Data to use ::
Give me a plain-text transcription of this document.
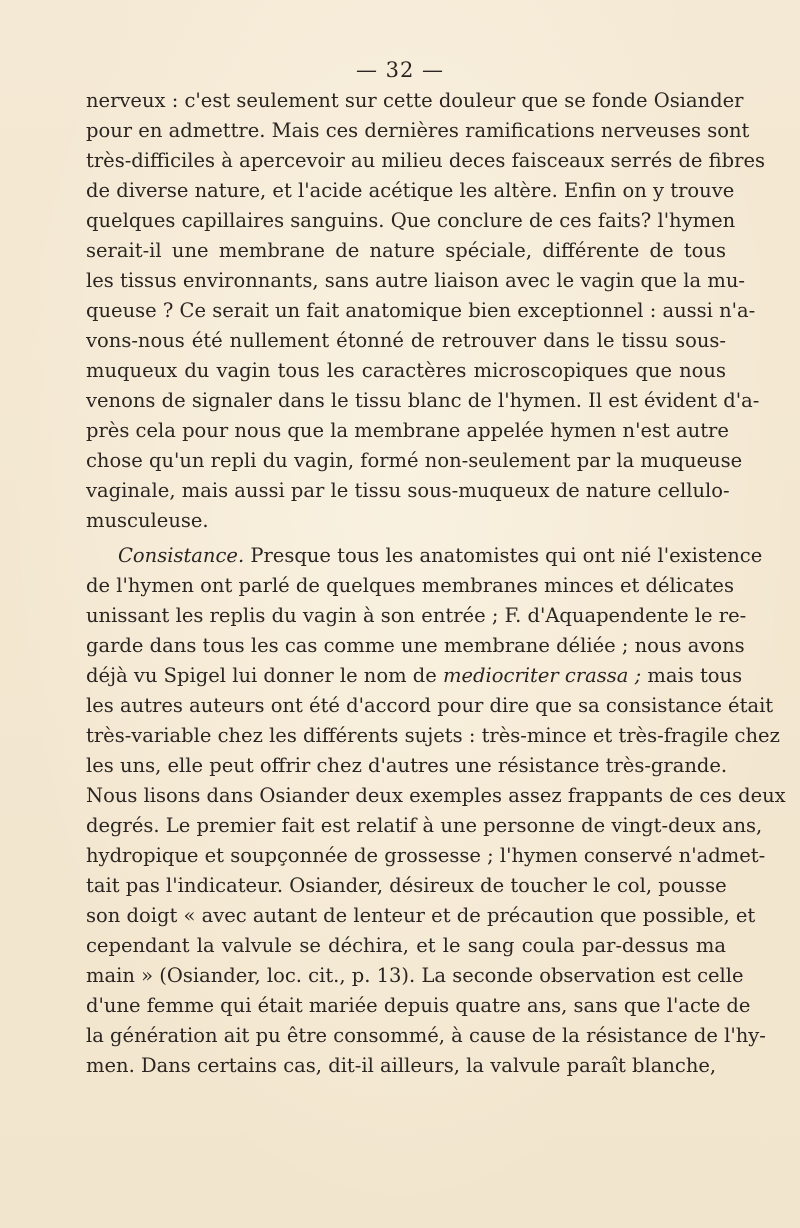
— 32 —
nerveux : c'est seulement sur cette douleur que se fonde Osiander
pour en admettre. Mais ces dernières ramifications nerveuses sont
très-difficiles à apercevoir au milieu deces faisceaux serrés de fibres
de diverse nature, et l'acide acétique les altère. Enfin on y trouve
quelques capillaires sanguins. Que conclure de ces faits? l'hymen
serait-il une membrane de nature spéciale, différente de tous
les tissus environnants, sans autre liaison avec le vagin que la mu-
queuse ? Ce serait un fait anatomique bien exceptionnel : aussi n'a-
vons-nous été nullement étonné de retrouver dans le tissu sous-
muqueux du vagin tous les caractères microscopiques que nous
venons de signaler dans le tissu blanc de l'hymen. Il est évident d'a-
près cela pour nous que la membrane appelée hymen n'est autre
chose qu'un repli du vagin, formé non-seulement par la muqueuse
vaginale, mais aussi par le tissu sous-muqueux de nature cellulo-
musculeuse.
Consistance. Presque tous les anatomistes qui ont nié l'existence
de l'hymen ont parlé de quelques membranes minces et délicates
unissant les replis du vagin à son entrée ; F. d'Aquapendente le re-
garde dans tous les cas comme une membrane déliée ; nous avons
déjà vu Spigel lui donner le nom de mediocriter crassa ; mais tous
les autres auteurs ont été d'accord pour dire que sa consistance était
très-variable chez les différents sujets : très-mince et très-fragile chez
les uns, elle peut offrir chez d'autres une résistance très-grande.
Nous lisons dans Osiander deux exemples assez frappants de ces deux
degrés. Le premier fait est relatif à une personne de vingt-deux ans,
hydropique et soupçonnée de grossesse ; l'hymen conservé n'admet-
tait pas l'indicateur. Osiander, désireux de toucher le col, pousse
son doigt « avec autant de lenteur et de précaution que possible, et
cependant la valvule se déchira, et le sang coula par-dessus ma
main » (Osiander, loc. cit., p. 13). La seconde observation est celle
d'une femme qui était mariée depuis quatre ans, sans que l'acte de
la génération ait pu être consommé, à cause de la résistance de l'hy-
men. Dans certains cas, dit-il ailleurs, la valvule paraît blanche,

Exercise directions ::
Output all of the data exactly as it stands, minus any images.

Written response ::
Give me a plain-text transcription of this document.
— 32 —
nerveux : c'est seulement sur cette douleur que se fonde Osiander
pour en admettre. Mais ces dernières ramifications nerveuses sont
très-difficiles à apercevoir au milieu deces faisceaux serrés de fibres
de diverse nature, et l'acide acétique les altère. Enfin on y trouve
quelques capillaires sanguins. Que conclure de ces faits? l'hymen
serait-il une membrane de nature spéciale, différente de tous
les tissus environnants, sans autre liaison avec le vagin que la mu-
queuse ? Ce serait un fait anatomique bien exceptionnel : aussi n'a-
vons-nous été nullement étonné de retrouver dans le tissu sous-
muqueux du vagin tous les caractères microscopiques que nous
venons de signaler dans le tissu blanc de l'hymen. Il est évident d'a-
près cela pour nous que la membrane appelée hymen n'est autre
chose qu'un repli du vagin, formé non-seulement par la muqueuse
vaginale, mais aussi par le tissu sous-muqueux de nature cellulo-
musculeuse.
Consistance. Presque tous les anatomistes qui ont nié l'existence
de l'hymen ont parlé de quelques membranes minces et délicates
unissant les replis du vagin à son entrée ; F. d'Aquapendente le re-
garde dans tous les cas comme une membrane déliée ; nous avons
déjà vu Spigel lui donner le nom de mediocriter crassa ; mais tous
les autres auteurs ont été d'accord pour dire que sa consistance était
très-variable chez les différents sujets : très-mince et très-fragile chez
les uns, elle peut offrir chez d'autres une résistance très-grande.
Nous lisons dans Osiander deux exemples assez frappants de ces deux
degrés. Le premier fait est relatif à une personne de vingt-deux ans,
hydropique et soupçonnée de grossesse ; l'hymen conservé n'admet-
tait pas l'indicateur. Osiander, désireux de toucher le col, pousse
son doigt « avec autant de lenteur et de précaution que possible, et
cependant la valvule se déchira, et le sang coula par-dessus ma
main » (Osiander, loc. cit., p. 13). La seconde observation est celle
d'une femme qui était mariée depuis quatre ans, sans que l'acte de
la génération ait pu être consommé, à cause de la résistance de l'hy-
men. Dans certains cas, dit-il ailleurs, la valvule paraît blanche,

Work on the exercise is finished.